→ **Directive**:
Tally the lines that include the word "Крестовая" and reply with nothing but the total.

── Available records ──

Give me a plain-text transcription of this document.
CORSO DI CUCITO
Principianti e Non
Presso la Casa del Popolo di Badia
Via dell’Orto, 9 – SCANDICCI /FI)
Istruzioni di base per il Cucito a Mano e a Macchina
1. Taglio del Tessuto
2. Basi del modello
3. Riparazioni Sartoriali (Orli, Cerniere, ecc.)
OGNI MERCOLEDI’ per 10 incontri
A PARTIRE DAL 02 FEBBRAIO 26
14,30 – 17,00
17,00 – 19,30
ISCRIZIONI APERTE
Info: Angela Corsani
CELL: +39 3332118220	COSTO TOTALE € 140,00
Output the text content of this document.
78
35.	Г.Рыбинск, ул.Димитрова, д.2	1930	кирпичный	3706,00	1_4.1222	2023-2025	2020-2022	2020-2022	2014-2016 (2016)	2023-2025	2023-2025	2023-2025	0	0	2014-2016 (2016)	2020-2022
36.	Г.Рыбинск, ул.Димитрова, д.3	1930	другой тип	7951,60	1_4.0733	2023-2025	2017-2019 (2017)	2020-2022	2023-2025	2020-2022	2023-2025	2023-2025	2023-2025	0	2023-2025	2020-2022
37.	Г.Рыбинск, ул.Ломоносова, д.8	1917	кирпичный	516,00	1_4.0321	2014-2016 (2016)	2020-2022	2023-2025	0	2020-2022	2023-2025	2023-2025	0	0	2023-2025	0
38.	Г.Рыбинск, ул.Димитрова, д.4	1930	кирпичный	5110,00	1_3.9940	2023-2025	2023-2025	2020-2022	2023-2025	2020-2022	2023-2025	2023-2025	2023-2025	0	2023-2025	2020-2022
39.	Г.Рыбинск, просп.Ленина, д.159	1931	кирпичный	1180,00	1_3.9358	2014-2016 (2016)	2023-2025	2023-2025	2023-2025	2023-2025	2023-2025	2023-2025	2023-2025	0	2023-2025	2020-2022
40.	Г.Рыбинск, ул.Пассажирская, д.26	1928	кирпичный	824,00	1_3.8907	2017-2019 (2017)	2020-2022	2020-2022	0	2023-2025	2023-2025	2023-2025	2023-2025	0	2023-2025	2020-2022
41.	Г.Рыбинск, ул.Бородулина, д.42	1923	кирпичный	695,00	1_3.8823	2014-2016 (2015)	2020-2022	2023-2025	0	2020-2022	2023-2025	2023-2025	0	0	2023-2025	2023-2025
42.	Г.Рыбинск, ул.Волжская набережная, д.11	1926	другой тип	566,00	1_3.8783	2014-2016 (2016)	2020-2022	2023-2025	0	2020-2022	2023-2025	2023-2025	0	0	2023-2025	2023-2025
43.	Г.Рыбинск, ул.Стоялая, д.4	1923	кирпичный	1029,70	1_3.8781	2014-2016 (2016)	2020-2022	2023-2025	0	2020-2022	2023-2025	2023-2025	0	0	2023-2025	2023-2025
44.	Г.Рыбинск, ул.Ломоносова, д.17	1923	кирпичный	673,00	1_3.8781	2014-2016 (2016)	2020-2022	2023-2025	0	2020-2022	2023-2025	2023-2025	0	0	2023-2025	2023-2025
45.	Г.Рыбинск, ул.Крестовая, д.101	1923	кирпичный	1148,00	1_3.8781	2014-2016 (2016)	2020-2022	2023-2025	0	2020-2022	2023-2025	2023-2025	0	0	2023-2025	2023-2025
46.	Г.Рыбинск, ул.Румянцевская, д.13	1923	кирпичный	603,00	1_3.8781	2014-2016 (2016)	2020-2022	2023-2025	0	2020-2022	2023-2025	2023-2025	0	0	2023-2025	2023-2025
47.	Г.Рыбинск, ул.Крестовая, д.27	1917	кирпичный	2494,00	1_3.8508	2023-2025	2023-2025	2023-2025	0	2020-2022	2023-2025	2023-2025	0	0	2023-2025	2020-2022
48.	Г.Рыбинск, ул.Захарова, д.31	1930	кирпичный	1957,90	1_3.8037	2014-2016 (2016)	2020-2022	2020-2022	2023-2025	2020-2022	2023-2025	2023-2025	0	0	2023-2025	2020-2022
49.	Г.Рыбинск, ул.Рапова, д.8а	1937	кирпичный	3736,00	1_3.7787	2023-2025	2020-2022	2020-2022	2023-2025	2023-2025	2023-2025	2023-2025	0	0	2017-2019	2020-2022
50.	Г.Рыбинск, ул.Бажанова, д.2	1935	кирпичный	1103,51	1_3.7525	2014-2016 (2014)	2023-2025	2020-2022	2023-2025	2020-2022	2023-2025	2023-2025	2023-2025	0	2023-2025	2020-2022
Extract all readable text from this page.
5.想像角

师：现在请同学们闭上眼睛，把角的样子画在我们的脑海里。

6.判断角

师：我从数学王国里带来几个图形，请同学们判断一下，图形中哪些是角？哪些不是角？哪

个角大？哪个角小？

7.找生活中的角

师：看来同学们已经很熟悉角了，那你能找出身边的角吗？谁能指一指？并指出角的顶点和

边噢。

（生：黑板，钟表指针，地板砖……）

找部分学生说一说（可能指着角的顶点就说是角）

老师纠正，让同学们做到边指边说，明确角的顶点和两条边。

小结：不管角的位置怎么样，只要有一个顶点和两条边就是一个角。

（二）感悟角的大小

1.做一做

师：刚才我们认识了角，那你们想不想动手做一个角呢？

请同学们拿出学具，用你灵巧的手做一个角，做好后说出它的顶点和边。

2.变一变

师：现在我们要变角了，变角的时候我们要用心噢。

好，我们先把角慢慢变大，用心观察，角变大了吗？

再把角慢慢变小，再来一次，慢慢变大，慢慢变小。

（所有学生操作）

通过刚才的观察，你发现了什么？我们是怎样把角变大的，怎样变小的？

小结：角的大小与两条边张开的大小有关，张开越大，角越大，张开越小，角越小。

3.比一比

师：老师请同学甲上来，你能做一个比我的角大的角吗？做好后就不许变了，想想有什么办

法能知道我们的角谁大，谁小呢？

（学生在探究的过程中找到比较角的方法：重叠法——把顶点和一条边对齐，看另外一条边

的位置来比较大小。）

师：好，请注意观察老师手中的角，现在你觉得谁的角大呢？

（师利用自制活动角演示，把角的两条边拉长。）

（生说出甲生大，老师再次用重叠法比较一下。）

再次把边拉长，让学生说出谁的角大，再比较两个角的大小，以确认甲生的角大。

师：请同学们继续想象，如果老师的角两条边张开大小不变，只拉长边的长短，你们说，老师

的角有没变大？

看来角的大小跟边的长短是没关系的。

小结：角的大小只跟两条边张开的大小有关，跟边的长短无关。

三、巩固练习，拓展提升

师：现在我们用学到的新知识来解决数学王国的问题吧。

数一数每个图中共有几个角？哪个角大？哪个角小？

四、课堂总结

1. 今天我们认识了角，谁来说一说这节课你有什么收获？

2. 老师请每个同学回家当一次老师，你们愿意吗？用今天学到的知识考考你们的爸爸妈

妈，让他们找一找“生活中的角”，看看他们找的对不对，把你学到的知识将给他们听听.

───

→ **Answer in full**:
2